**WHAT NEEDS TO BE DONE**
Using the data below, repeat all of it precisely.

**SUPPLIED RECORDS**
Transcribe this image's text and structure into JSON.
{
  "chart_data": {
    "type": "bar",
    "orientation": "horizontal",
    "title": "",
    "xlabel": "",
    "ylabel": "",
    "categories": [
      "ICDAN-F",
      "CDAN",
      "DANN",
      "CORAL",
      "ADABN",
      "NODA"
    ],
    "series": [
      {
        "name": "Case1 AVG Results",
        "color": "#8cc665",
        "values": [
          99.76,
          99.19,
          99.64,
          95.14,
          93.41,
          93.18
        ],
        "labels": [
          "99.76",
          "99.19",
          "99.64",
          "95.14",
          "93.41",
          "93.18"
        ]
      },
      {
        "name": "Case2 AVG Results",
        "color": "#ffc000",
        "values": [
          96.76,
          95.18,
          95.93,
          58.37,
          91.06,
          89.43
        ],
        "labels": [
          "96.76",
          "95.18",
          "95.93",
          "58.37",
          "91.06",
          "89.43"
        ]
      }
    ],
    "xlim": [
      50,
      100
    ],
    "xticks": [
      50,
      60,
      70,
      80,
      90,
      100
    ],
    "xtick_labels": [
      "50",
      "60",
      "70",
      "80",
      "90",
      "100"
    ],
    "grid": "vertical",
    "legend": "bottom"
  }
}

**PROBLEM SOLUTION**
Transcribe this image's text and structure into JSON.
{
  "chart_data": {
    "type": "bar",
    "orientation": "horizontal",
    "title": "",
    "xlabel": "",
    "ylabel": "",
    "categories": [
      "ICDAN-F",
      "CDAN",
      "DANN",
      "CORAL",
      "ADABN",
      "NODA"
    ],
    "series": [
      {
        "name": "Case1 AVG Results",
        "color": "#8cc665",
        "values": [
          99.76,
          99.19,
          99.64,
          95.14,
          93.41,
          93.18
        ],
        "labels": [
          "99.76",
          "99.19",
          "99.64",
          "95.14",
          "93.41",
          "93.18"
        ]
      },
      {
        "name": "Case2 AVG Results",
        "color": "#ffc000",
        "values": [
          96.76,
          95.18,
          95.93,
          58.37,
          91.06,
          89.43
        ],
        "labels": [
          "96.76",
          "95.18",
          "95.93",
          "58.37",
          "91.06",
          "89.43"
        ]
      }
    ],
    "xlim": [
      50,
      100
    ],
    "xticks": [
      50,
      60,
      70,
      80,
      90,
      100
    ],
    "xtick_labels": [
      "50",
      "60",
      "70",
      "80",
      "90",
      "100"
    ],
    "grid": "vertical",
    "legend": "bottom"
  }
}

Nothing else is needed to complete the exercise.